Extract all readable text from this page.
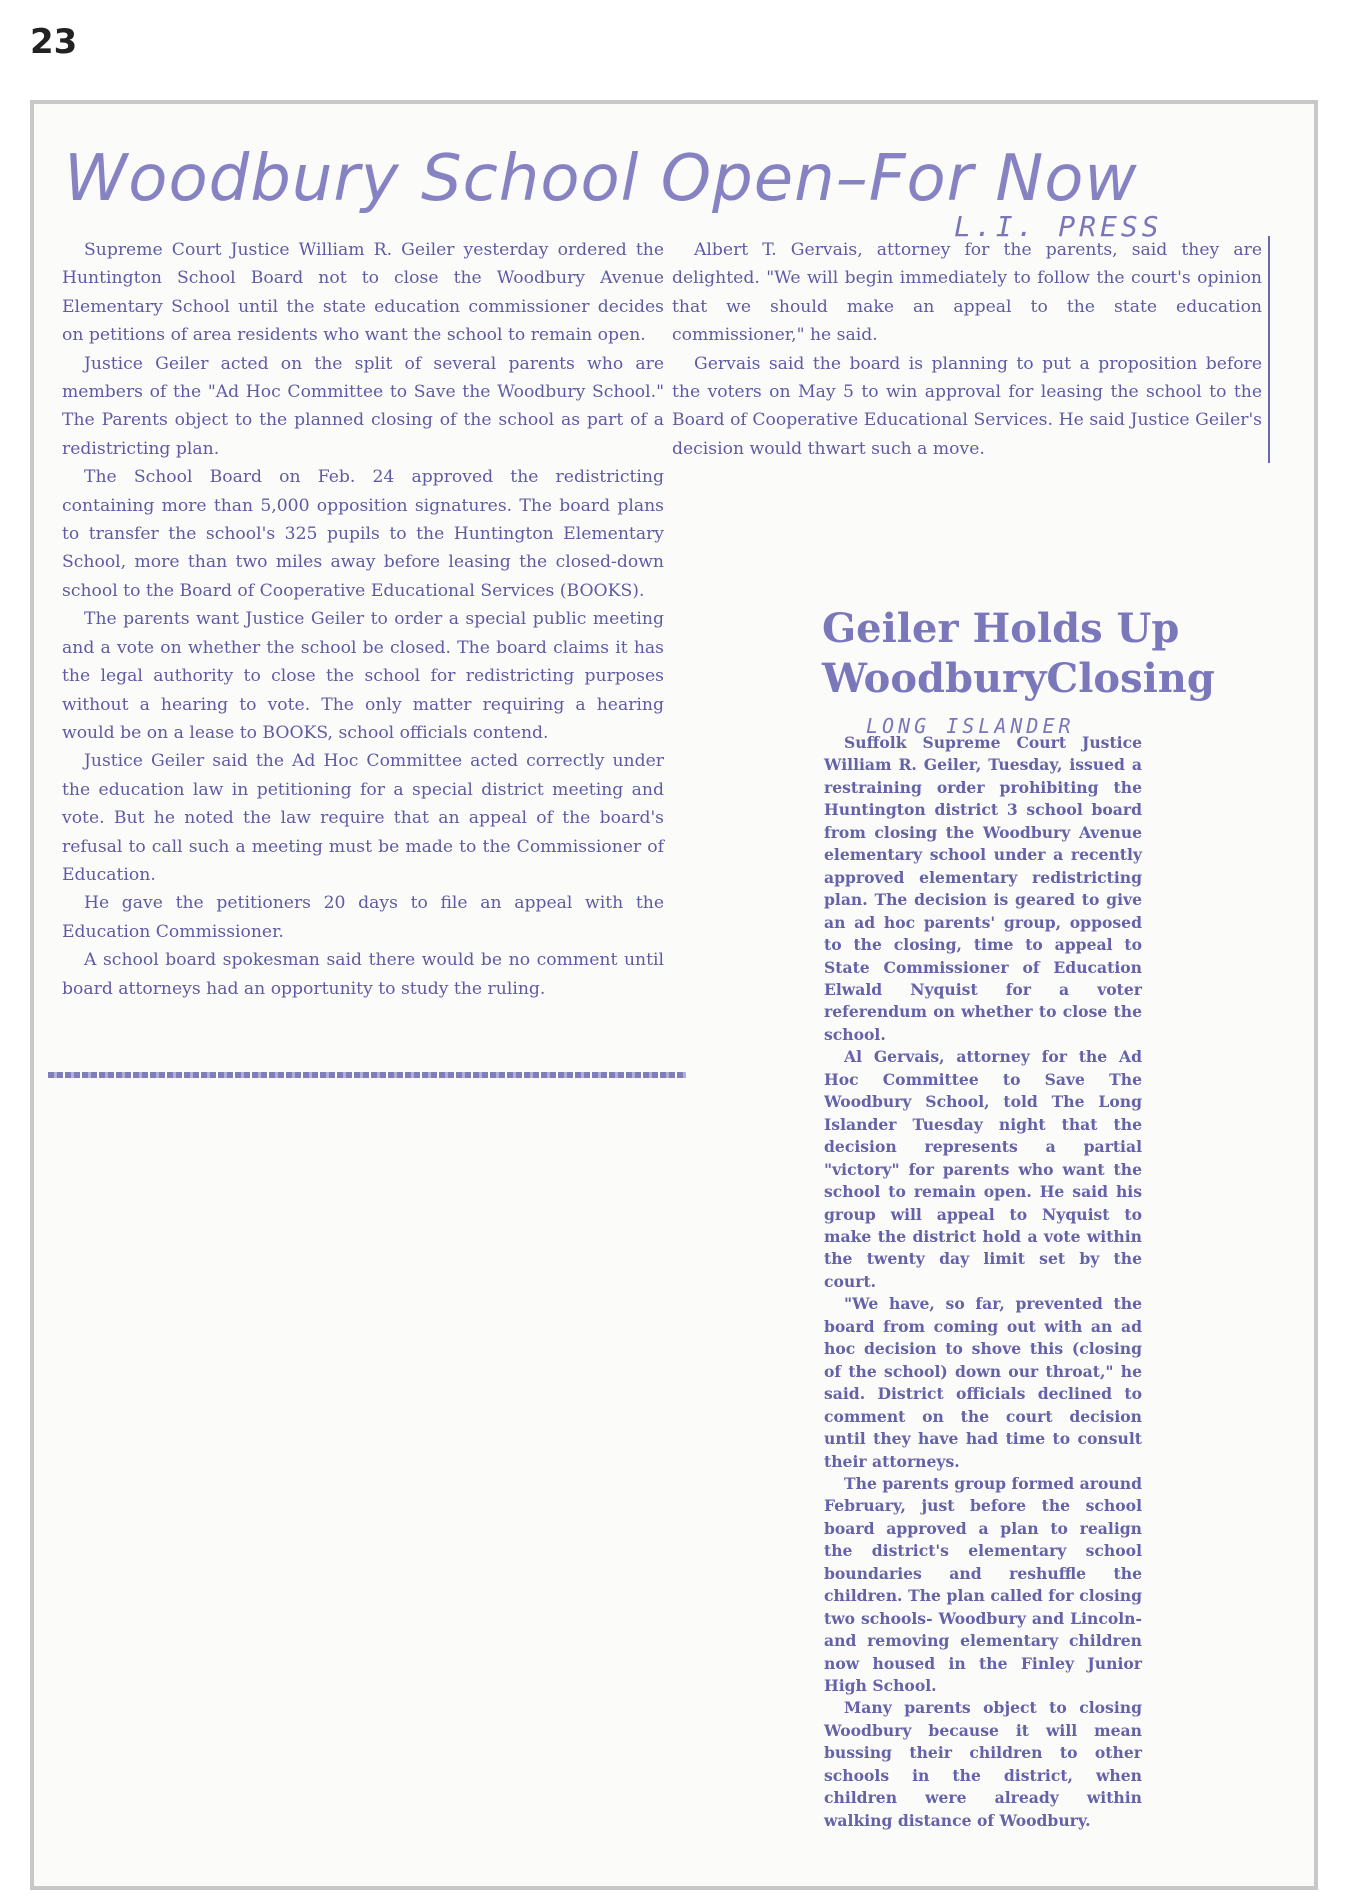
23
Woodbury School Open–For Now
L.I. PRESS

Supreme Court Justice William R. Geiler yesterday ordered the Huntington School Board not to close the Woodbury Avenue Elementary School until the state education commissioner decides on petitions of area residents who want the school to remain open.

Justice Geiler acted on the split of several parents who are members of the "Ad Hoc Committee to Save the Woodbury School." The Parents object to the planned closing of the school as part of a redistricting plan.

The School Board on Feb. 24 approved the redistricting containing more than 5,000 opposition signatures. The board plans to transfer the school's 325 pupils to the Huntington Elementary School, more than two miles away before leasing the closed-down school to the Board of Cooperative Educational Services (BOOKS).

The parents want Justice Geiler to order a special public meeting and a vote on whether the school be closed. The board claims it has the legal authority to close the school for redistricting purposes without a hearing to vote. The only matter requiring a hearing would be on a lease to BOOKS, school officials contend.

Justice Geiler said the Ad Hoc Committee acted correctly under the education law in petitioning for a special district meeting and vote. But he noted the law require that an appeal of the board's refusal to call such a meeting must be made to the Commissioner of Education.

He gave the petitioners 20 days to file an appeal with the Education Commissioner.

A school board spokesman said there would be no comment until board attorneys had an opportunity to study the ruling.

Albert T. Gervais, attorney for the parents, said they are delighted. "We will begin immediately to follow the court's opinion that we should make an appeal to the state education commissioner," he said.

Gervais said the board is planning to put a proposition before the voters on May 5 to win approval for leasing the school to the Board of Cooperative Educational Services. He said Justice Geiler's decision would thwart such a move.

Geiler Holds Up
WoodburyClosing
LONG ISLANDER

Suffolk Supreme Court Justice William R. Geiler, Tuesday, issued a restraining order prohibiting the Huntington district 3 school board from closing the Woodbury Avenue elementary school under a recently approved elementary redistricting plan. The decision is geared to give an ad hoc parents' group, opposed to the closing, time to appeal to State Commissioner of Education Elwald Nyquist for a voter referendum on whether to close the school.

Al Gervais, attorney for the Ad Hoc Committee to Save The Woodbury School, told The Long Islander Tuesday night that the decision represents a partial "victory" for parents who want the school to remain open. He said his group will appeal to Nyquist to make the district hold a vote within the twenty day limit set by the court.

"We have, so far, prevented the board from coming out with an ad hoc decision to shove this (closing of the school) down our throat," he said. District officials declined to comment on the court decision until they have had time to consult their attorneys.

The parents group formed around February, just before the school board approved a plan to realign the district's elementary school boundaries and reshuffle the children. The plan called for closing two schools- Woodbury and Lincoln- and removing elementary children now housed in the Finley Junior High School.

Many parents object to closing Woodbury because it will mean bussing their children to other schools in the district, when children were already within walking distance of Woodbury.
***
Short exercise: Reproduce the material word for word. Any pictures should be left out of the copy.

Finished task:
Extract all readable text from this page.
23
Woodbury School Open–For Now
L.I. PRESS

Supreme Court Justice William R. Geiler yesterday ordered the Huntington School Board not to close the Woodbury Avenue Elementary School until the state education commissioner decides on petitions of area residents who want the school to remain open.

Justice Geiler acted on the split of several parents who are members of the "Ad Hoc Committee to Save the Woodbury School." The Parents object to the planned closing of the school as part of a redistricting plan.

The School Board on Feb. 24 approved the redistricting containing more than 5,000 opposition signatures. The board plans to transfer the school's 325 pupils to the Huntington Elementary School, more than two miles away before leasing the closed-down school to the Board of Cooperative Educational Services (BOOKS).

The parents want Justice Geiler to order a special public meeting and a vote on whether the school be closed. The board claims it has the legal authority to close the school for redistricting purposes without a hearing to vote. The only matter requiring a hearing would be on a lease to BOOKS, school officials contend.

Justice Geiler said the Ad Hoc Committee acted correctly under the education law in petitioning for a special district meeting and vote. But he noted the law require that an appeal of the board's refusal to call such a meeting must be made to the Commissioner of Education.

He gave the petitioners 20 days to file an appeal with the Education Commissioner.

A school board spokesman said there would be no comment until board attorneys had an opportunity to study the ruling.

Albert T. Gervais, attorney for the parents, said they are delighted. "We will begin immediately to follow the court's opinion that we should make an appeal to the state education commissioner," he said.

Gervais said the board is planning to put a proposition before the voters on May 5 to win approval for leasing the school to the Board of Cooperative Educational Services. He said Justice Geiler's decision would thwart such a move.

Geiler Holds Up
WoodburyClosing
LONG ISLANDER

Suffolk Supreme Court Justice William R. Geiler, Tuesday, issued a restraining order prohibiting the Huntington district 3 school board from closing the Woodbury Avenue elementary school under a recently approved elementary redistricting plan. The decision is geared to give an ad hoc parents' group, opposed to the closing, time to appeal to State Commissioner of Education Elwald Nyquist for a voter referendum on whether to close the school.

Al Gervais, attorney for the Ad Hoc Committee to Save The Woodbury School, told The Long Islander Tuesday night that the decision represents a partial "victory" for parents who want the school to remain open. He said his group will appeal to Nyquist to make the district hold a vote within the twenty day limit set by the court.

"We have, so far, prevented the board from coming out with an ad hoc decision to shove this (closing of the school) down our throat," he said. District officials declined to comment on the court decision until they have had time to consult their attorneys.

The parents group formed around February, just before the school board approved a plan to realign the district's elementary school boundaries and reshuffle the children. The plan called for closing two schools- Woodbury and Lincoln- and removing elementary children now housed in the Finley Junior High School.

Many parents object to closing Woodbury because it will mean bussing their children to other schools in the district, when children were already within walking distance of Woodbury.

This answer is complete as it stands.